__PROBLEM__: Retype the records below exactly as they appear, but leave out any pictures.

__SUPPLIED RECORDS__:
* BEGIN *

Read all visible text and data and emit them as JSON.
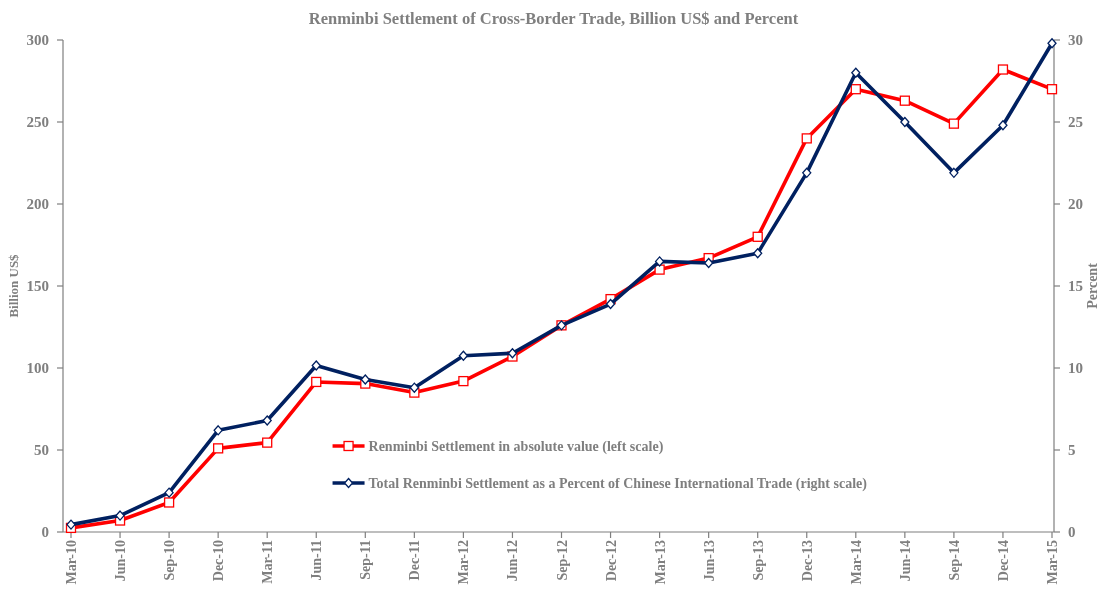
{
  "chart_data": {
    "type": "line",
    "title": "Renminbi Settlement of Cross-Border Trade, Billion US$ and Percent",
    "ylabel": "Billion US$",
    "y2label": "Percent",
    "categories": [
      "Mar-10",
      "Jun-10",
      "Sep-10",
      "Dec-10",
      "Mar-11",
      "Jun-11",
      "Sep-11",
      "Dec-11",
      "Mar-12",
      "Jun-12",
      "Sep-12",
      "Dec-12",
      "Mar-13",
      "Jun-13",
      "Sep-13",
      "Dec-13",
      "Mar-14",
      "Jun-14",
      "Sep-14",
      "Dec-14",
      "Mar-15"
    ],
    "series": [
      {
        "name": "Renminbi Settlement in absolute value (left scale)",
        "color": "#ff0000",
        "marker": "square",
        "values": [
          2.5,
          7,
          18,
          51,
          54.5,
          91.5,
          90.5,
          85,
          92,
          107,
          126,
          142,
          160,
          167,
          180,
          240,
          270,
          263,
          249,
          282,
          270
        ]
      },
      {
        "name": "Total Renminbi Settlement as a Percent of Chinese International Trade (right scale)",
        "color": "#002060",
        "marker": "diamond",
        "axis": "y2",
        "values": [
          0.45,
          1.0,
          2.4,
          6.2,
          6.8,
          10.15,
          9.3,
          8.8,
          10.75,
          10.9,
          12.6,
          13.9,
          16.5,
          16.4,
          17.0,
          21.9,
          28.0,
          25.0,
          21.9,
          24.8,
          29.8
        ]
      }
    ],
    "ylim": [
      0,
      300
    ],
    "yticks": [
      0,
      50,
      100,
      150,
      200,
      250,
      300
    ],
    "y2lim": [
      0,
      30
    ],
    "y2ticks": [
      0,
      5,
      10,
      15,
      20,
      25,
      30
    ],
    "legend": "bottom"
  }
}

* END *

__RESPONSE__:
Read all visible text and data and emit them as JSON.
{
  "chart_data": {
    "type": "line",
    "title": "Renminbi Settlement of Cross-Border Trade, Billion US$ and Percent",
    "ylabel": "Billion US$",
    "y2label": "Percent",
    "categories": [
      "Mar-10",
      "Jun-10",
      "Sep-10",
      "Dec-10",
      "Mar-11",
      "Jun-11",
      "Sep-11",
      "Dec-11",
      "Mar-12",
      "Jun-12",
      "Sep-12",
      "Dec-12",
      "Mar-13",
      "Jun-13",
      "Sep-13",
      "Dec-13",
      "Mar-14",
      "Jun-14",
      "Sep-14",
      "Dec-14",
      "Mar-15"
    ],
    "series": [
      {
        "name": "Renminbi Settlement in absolute value (left scale)",
        "color": "#ff0000",
        "marker": "square",
        "values": [
          2.5,
          7,
          18,
          51,
          54.5,
          91.5,
          90.5,
          85,
          92,
          107,
          126,
          142,
          160,
          167,
          180,
          240,
          270,
          263,
          249,
          282,
          270
        ]
      },
      {
        "name": "Total Renminbi Settlement as a Percent of Chinese International Trade (right scale)",
        "color": "#002060",
        "marker": "diamond",
        "axis": "y2",
        "values": [
          0.45,
          1.0,
          2.4,
          6.2,
          6.8,
          10.15,
          9.3,
          8.8,
          10.75,
          10.9,
          12.6,
          13.9,
          16.5,
          16.4,
          17.0,
          21.9,
          28.0,
          25.0,
          21.9,
          24.8,
          29.8
        ]
      }
    ],
    "ylim": [
      0,
      300
    ],
    "yticks": [
      0,
      50,
      100,
      150,
      200,
      250,
      300
    ],
    "y2lim": [
      0,
      30
    ],
    "y2ticks": [
      0,
      5,
      10,
      15,
      20,
      25,
      30
    ],
    "legend": "bottom"
  }
}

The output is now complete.